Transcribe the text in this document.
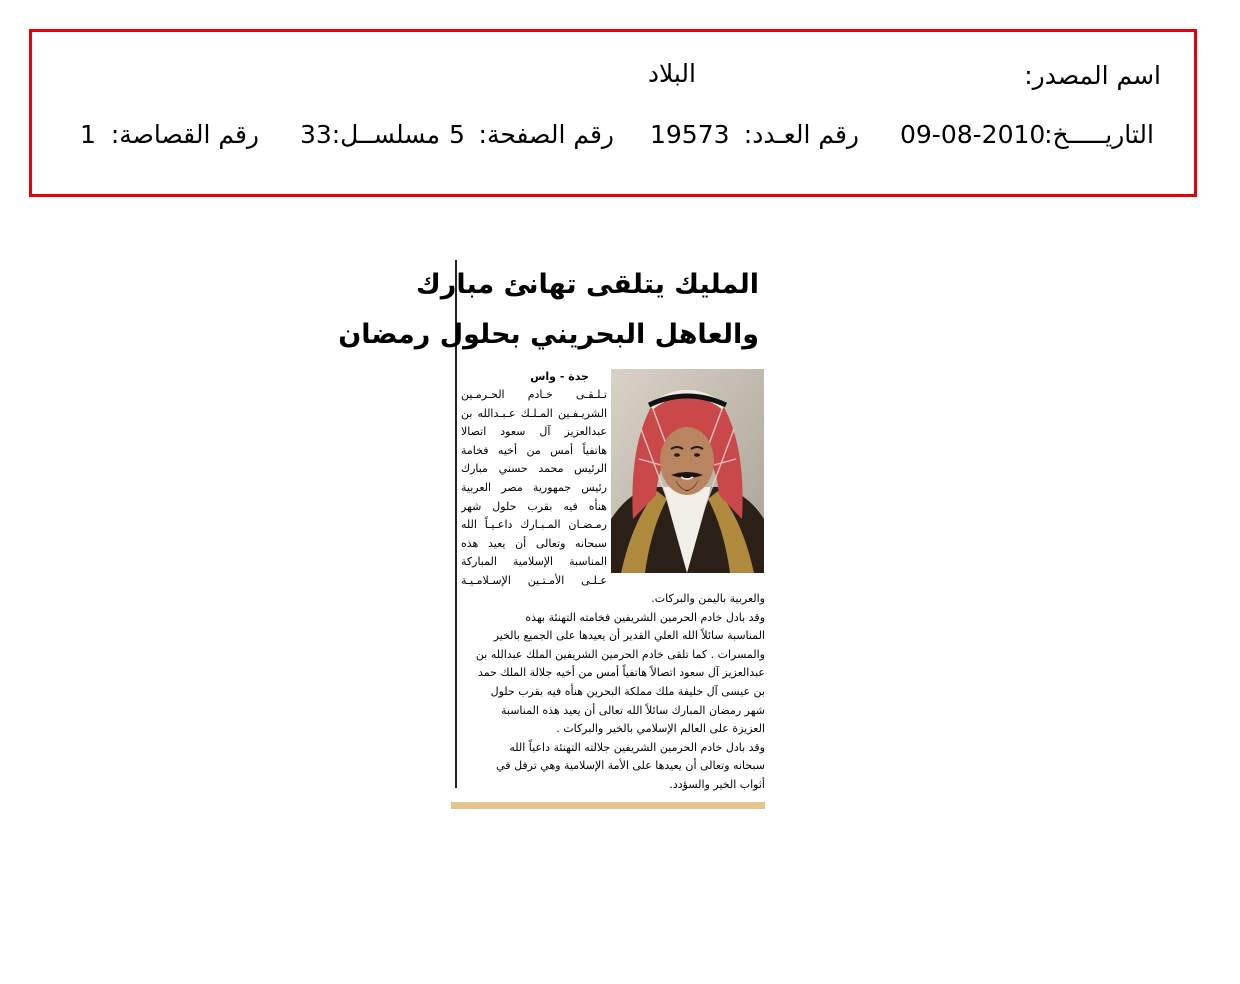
اسم المصدر:
البلاد
التاريـــــخ:
09-08-2010
رقم العـدد:
19573
رقم الصفحة:
5
مسلســل:
33
رقم القصاصة:
1
المليك يتلقى تهانئ مبارك
والعاهل البحريني بحلول رمضان
جدة - واس
تـلـقـى خـادم الحـرمـين
الشريـفـين المـلـك عـبـدالله بن
عبدالعزيز آل سعود اتصالا
هاتفياً أمس من أخيه فخامة
الرئيس محمد حسني مبارك
رئيس جمهورية مصر العربية
هنأه فيه بقرب حلول شهر
رمـضـان المـبـارك داعـيـاً الله
سبحانه وتعالى أن يعيد هذه
المناسبة الإسلامية المباركة
عـلـى الأمـتـين الإسـلامـيـة
والعربية باليمن والبركات.
وقد بادل خادم الحرمين الشريفين فخامته التهنئة بهذه
المناسبة سائلاً الله العلي القدير أن يعيدها على الجميع بالخير
والمسرات . كما تلقى خادم الحرمين الشريفين الملك عبدالله بن
عبدالعزيز آل سعود اتصالاً هاتفياً أمس من أخيه جلالة الملك حمد
بن عيسى آل خليفة ملك مملكة البحرين هنأه فيه بقرب حلول
شهر رمضان المبارك سائلاً الله تعالى أن يعيد هذه المناسبة
العزيزة على العالم الإسلامي بالخير والبركات .
وقد بادل خادم الحرمين الشريفين جلالته التهنئة داعياً الله
سبحانه وتعالى أن يعيدها على الأمة الإسلامية وهي ترفل في
أثواب الخير والسؤدد.
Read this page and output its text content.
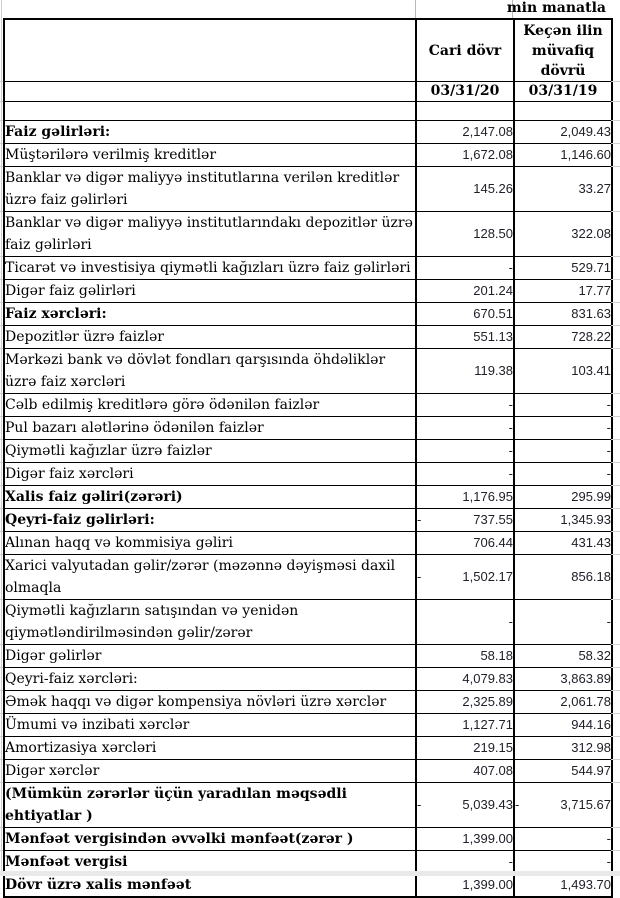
min manatla
	Cari dövr	Keçən ilin müvafiq dövrü
	03/31/20	03/31/19

Faiz gəlirləri:	2,147.08	2,049.43
Müştərilərə verilmiş kreditlər	1,672.08	1,146.60
Banklar və digər maliyyə institutlarına verilən kreditlər üzrə faiz gəlirləri	145.26	33.27
Banklar və digər maliyyə institutlarındakı depozitlər üzrə faiz gəlirləri	128.50	322.08
Ticarət və investisiya qiymətli kağızları üzrə faiz gəlirləri	-	529.71
Digər faiz gəlirləri	201.24	17.77
Faiz xərcləri:	670.51	831.63
Depozitlər üzrə faizlər	551.13	728.22
Mərkəzi bank və dövlət fondları qarşısında öhdəliklər üzrə faiz xərcləri	119.38	103.41
Cəlb edilmiş kreditlərə görə ödənilən faizlər	-	-
Pul bazarı alətlərinə ödənilən faizlər	-	-
Qiymətli kağızlar üzrə faizlər	-	-
Digər faiz xərcləri	-	-
Xalis faiz gəliri(zərəri)	1,176.95	295.99
Qeyri-faiz gəlirləri:	- 737.55	1,345.93
Alınan haqq və kommisiya gəliri	706.44	431.43
Xarici valyutadan gəlir/zərər (məzənnə dəyişməsi daxil olmaqla	- 1,502.17	856.18
Qiymətli kağızların satışından və yenidən qiymətləndirilməsindən gəlir/zərər	-	-
Digər gəlirlər	58.18	58.32
Qeyri-faiz xərcləri:	4,079.83	3,863.89
Əmək haqqı və digər kompensiya növləri üzrə xərclər	2,325.89	2,061.78
Ümumi və inzibati xərclər	1,127.71	944.16
Amortizasiya xərcləri	219.15	312.98
Digər xərclər	407.08	544.97
(Mümkün zərərlər üçün yaradılan məqsədli ehtiyatlar )	- 5,039.43	- 3,715.67

Mənfəət vergisindən əvvəlki mənfəət(zərər )	1,399.00	-
Mənfəət vergisi	-	-
Dövr üzrə xalis mənfəət	1,399.00	1,493.70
┄┄┄┄┄┄┄┄┄┄
• Exercise objective:
Give back each entry exactly as it appears, with no pictures.

• Response to this exercise:
Transcribe the text in this document.
اسم المصدر:
البلاد
التاريـــــخ:
09-08-2010
رقم العـدد:
19573
رقم الصفحة:
5
مسلســل:
33
رقم القصاصة:
1
المليك يتلقى تهانئ مبارك
والعاهل البحريني بحلول رمضان
جدة - واس
تـلـقـى خـادم الحـرمـين
الشريـفـين المـلـك عـبـدالله بن
عبدالعزيز آل سعود اتصالا
هاتفياً أمس من أخيه فخامة
الرئيس محمد حسني مبارك
رئيس جمهورية مصر العربية
هنأه فيه بقرب حلول شهر
رمـضـان المـبـارك داعـيـاً الله
سبحانه وتعالى أن يعيد هذه
المناسبة الإسلامية المباركة
عـلـى الأمـتـين الإسـلامـيـة
والعربية باليمن والبركات.
وقد بادل خادم الحرمين الشريفين فخامته التهنئة بهذه
المناسبة سائلاً الله العلي القدير أن يعيدها على الجميع بالخير
والمسرات . كما تلقى خادم الحرمين الشريفين الملك عبدالله بن
عبدالعزيز آل سعود اتصالاً هاتفياً أمس من أخيه جلالة الملك حمد
بن عيسى آل خليفة ملك مملكة البحرين هنأه فيه بقرب حلول
شهر رمضان المبارك سائلاً الله تعالى أن يعيد هذه المناسبة
العزيزة على العالم الإسلامي بالخير والبركات .
وقد بادل خادم الحرمين الشريفين جلالته التهنئة داعياً الله
سبحانه وتعالى أن يعيدها على الأمة الإسلامية وهي ترفل في
أثواب الخير والسؤدد.
Read this page and output its text content.
min manatla
	Cari dövr	Keçən ilin müvafiq dövrü
	03/31/20	03/31/19

Faiz gəlirləri:	2,147.08	2,049.43
Müştərilərə verilmiş kreditlər	1,672.08	1,146.60
Banklar və digər maliyyə institutlarına verilən kreditlər üzrə faiz gəlirləri	145.26	33.27
Banklar və digər maliyyə institutlarındakı depozitlər üzrə faiz gəlirləri	128.50	322.08
Ticarət və investisiya qiymətli kağızları üzrə faiz gəlirləri	-	529.71
Digər faiz gəlirləri	201.24	17.77
Faiz xərcləri:	670.51	831.63
Depozitlər üzrə faizlər	551.13	728.22
Mərkəzi bank və dövlət fondları qarşısında öhdəliklər üzrə faiz xərcləri	119.38	103.41
Cəlb edilmiş kreditlərə görə ödənilən faizlər	-	-
Pul bazarı alətlərinə ödənilən faizlər	-	-
Qiymətli kağızlar üzrə faizlər	-	-
Digər faiz xərcləri	-	-
Xalis faiz gəliri(zərəri)	1,176.95	295.99
Qeyri-faiz gəlirləri:	- 737.55	1,345.93
Alınan haqq və kommisiya gəliri	706.44	431.43
Xarici valyutadan gəlir/zərər (məzənnə dəyişməsi daxil olmaqla	- 1,502.17	856.18
Qiymətli kağızların satışından və yenidən qiymətləndirilməsindən gəlir/zərər	-	-
Digər gəlirlər	58.18	58.32
Qeyri-faiz xərcləri:	4,079.83	3,863.89
Əmək haqqı və digər kompensiya növləri üzrə xərclər	2,325.89	2,061.78
Ümumi və inzibati xərclər	1,127.71	944.16
Amortizasiya xərcləri	219.15	312.98
Digər xərclər	407.08	544.97
(Mümkün zərərlər üçün yaradılan məqsədli ehtiyatlar )	- 5,039.43	- 3,715.67

Mənfəət vergisindən əvvəlki mənfəət(zərər )	1,399.00	-
Mənfəət vergisi	-	-
Dövr üzrə xalis mənfəət	1,399.00	1,493.70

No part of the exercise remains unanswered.